▸ **REQUEST**:
Only lines with the word "Google" are needed; collect each of them from the listing below.

Source data
★ ★ ★ ★ ★
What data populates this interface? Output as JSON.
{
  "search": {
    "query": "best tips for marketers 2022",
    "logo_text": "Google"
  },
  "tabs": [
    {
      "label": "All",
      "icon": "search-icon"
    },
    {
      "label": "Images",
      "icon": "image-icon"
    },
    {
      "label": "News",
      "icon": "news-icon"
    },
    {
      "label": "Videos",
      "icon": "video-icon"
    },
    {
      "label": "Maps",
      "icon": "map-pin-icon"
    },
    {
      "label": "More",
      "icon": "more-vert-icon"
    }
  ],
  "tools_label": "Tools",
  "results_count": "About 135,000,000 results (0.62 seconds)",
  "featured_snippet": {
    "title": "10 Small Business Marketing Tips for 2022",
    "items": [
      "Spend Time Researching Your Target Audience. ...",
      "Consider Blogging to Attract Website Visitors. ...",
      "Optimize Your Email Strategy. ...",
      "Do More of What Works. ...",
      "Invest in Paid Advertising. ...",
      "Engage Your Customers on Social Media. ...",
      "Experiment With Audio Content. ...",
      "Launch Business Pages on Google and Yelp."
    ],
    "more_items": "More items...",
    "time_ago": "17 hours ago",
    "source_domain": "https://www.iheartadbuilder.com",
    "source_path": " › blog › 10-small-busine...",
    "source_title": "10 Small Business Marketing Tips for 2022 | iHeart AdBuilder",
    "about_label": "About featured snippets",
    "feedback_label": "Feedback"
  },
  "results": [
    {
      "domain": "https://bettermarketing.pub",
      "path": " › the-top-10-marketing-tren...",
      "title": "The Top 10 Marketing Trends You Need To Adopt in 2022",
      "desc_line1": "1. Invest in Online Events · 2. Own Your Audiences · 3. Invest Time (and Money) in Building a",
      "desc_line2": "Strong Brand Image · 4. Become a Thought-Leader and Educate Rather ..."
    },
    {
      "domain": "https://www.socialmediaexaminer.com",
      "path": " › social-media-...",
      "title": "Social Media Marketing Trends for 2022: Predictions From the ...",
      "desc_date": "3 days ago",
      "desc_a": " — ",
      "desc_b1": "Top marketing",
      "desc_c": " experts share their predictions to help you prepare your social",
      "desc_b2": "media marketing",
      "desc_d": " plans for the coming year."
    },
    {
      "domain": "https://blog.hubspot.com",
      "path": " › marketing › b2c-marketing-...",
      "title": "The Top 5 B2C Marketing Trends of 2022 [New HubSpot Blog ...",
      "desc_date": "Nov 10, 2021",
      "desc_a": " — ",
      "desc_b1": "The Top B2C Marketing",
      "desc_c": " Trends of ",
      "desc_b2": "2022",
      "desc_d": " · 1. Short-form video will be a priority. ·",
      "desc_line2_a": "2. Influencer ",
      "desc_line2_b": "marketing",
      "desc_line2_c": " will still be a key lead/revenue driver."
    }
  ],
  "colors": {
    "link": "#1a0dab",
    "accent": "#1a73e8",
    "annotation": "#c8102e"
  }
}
★ ★ ★ ★ ★
▸ **RESPONSE TO THIS EXERCISE**:
    "logo_text": "Google"
      "Launch Business Pages on Google and Yelp."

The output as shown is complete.